Set task
From the line that contains "Read this page and output its text content." to the last line of the data below, transcribe every line exactly. Do not include the pictures.

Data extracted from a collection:
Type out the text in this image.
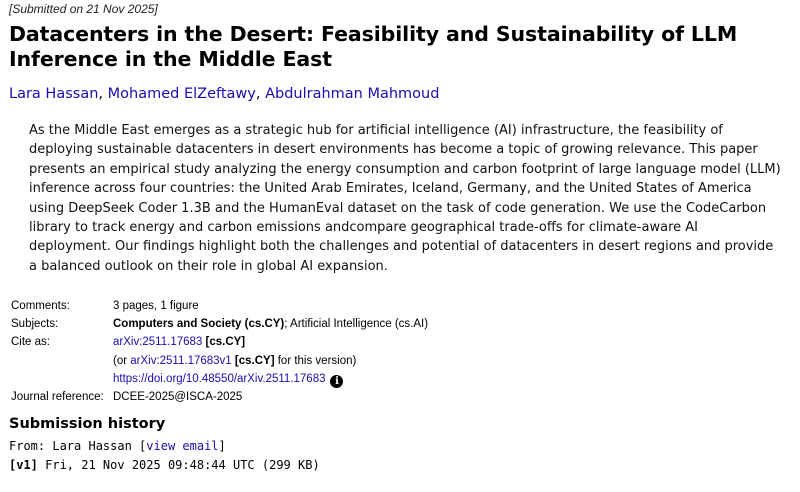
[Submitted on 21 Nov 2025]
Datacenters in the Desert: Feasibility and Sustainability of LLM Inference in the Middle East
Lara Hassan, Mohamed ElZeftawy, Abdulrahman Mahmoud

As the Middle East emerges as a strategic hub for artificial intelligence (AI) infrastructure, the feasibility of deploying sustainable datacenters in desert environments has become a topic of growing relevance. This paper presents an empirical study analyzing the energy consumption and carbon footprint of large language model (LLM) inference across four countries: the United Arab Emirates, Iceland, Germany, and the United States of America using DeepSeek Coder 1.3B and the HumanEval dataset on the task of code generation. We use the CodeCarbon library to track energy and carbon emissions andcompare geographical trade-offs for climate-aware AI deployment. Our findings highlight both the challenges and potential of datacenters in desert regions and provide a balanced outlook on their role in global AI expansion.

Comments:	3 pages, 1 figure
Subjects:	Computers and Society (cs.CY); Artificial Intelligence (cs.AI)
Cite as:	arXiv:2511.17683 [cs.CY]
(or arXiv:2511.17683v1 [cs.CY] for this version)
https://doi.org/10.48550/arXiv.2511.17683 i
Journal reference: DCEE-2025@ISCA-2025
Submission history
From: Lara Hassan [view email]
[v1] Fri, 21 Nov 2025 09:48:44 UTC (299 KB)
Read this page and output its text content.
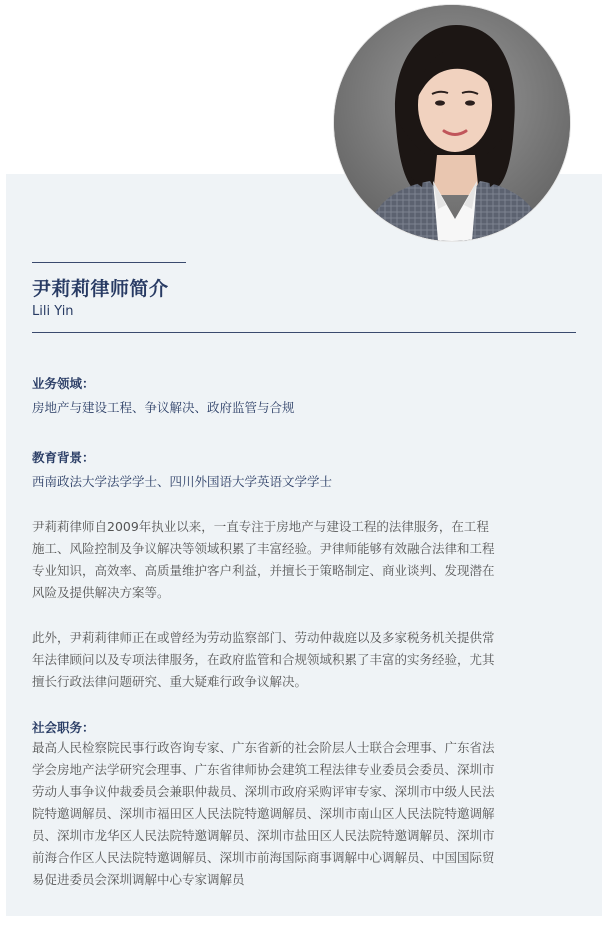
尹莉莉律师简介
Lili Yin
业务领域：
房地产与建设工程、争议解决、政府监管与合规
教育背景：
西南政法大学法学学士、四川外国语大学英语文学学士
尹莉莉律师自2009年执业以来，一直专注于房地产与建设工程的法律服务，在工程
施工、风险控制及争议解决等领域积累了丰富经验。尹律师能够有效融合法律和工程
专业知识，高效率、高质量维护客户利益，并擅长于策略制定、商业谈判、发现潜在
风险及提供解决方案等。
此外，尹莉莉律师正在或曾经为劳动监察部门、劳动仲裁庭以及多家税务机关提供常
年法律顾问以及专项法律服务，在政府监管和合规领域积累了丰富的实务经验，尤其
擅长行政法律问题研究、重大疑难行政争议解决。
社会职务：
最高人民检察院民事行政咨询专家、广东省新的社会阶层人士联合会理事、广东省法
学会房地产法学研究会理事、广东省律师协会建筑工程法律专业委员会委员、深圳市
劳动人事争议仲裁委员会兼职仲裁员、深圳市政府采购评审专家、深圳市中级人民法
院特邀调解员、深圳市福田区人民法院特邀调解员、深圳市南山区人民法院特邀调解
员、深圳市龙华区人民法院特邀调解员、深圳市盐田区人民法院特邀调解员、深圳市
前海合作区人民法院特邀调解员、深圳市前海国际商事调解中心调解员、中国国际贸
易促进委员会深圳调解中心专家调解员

Exercise result
Read this page and output its text content.
尹莉莉律师简介
Lili Yin
业务领域：
房地产与建设工程、争议解决、政府监管与合规
教育背景：
西南政法大学法学学士、四川外国语大学英语文学学士
尹莉莉律师自2009年执业以来，一直专注于房地产与建设工程的法律服务，在工程
施工、风险控制及争议解决等领域积累了丰富经验。尹律师能够有效融合法律和工程
专业知识，高效率、高质量维护客户利益，并擅长于策略制定、商业谈判、发现潜在
风险及提供解决方案等。
此外，尹莉莉律师正在或曾经为劳动监察部门、劳动仲裁庭以及多家税务机关提供常
年法律顾问以及专项法律服务，在政府监管和合规领域积累了丰富的实务经验，尤其
擅长行政法律问题研究、重大疑难行政争议解决。
社会职务：
最高人民检察院民事行政咨询专家、广东省新的社会阶层人士联合会理事、广东省法
学会房地产法学研究会理事、广东省律师协会建筑工程法律专业委员会委员、深圳市
劳动人事争议仲裁委员会兼职仲裁员、深圳市政府采购评审专家、深圳市中级人民法
院特邀调解员、深圳市福田区人民法院特邀调解员、深圳市南山区人民法院特邀调解
员、深圳市龙华区人民法院特邀调解员、深圳市盐田区人民法院特邀调解员、深圳市
前海合作区人民法院特邀调解员、深圳市前海国际商事调解中心调解员、中国国际贸
易促进委员会深圳调解中心专家调解员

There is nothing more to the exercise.